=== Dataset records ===

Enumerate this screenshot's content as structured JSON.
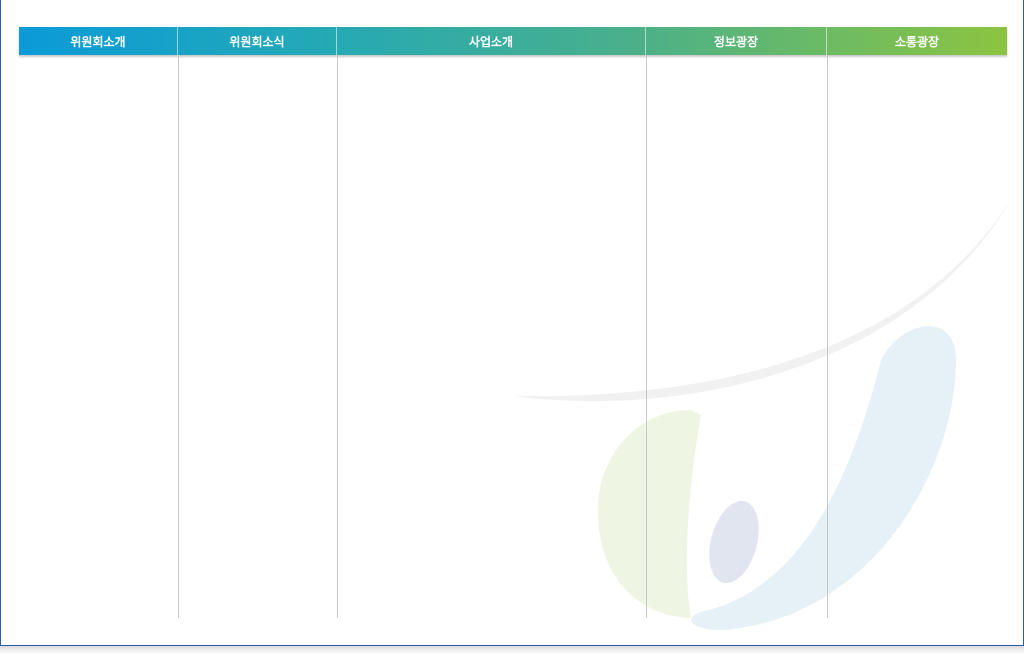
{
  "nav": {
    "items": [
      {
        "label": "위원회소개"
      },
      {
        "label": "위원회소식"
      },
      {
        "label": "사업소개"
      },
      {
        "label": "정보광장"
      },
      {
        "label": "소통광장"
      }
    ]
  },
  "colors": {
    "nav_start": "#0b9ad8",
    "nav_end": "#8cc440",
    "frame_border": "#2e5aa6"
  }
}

=== Work instructions ===
Each line above is to be copied verbatim. Drop any image from the copy.

=== Written response ===
Enumerate this screenshot's content as structured JSON.
{
  "nav": {
    "items": [
      {
        "label": "위원회소개"
      },
      {
        "label": "위원회소식"
      },
      {
        "label": "사업소개"
      },
      {
        "label": "정보광장"
      },
      {
        "label": "소통광장"
      }
    ]
  },
  "colors": {
    "nav_start": "#0b9ad8",
    "nav_end": "#8cc440",
    "frame_border": "#2e5aa6"
  }
}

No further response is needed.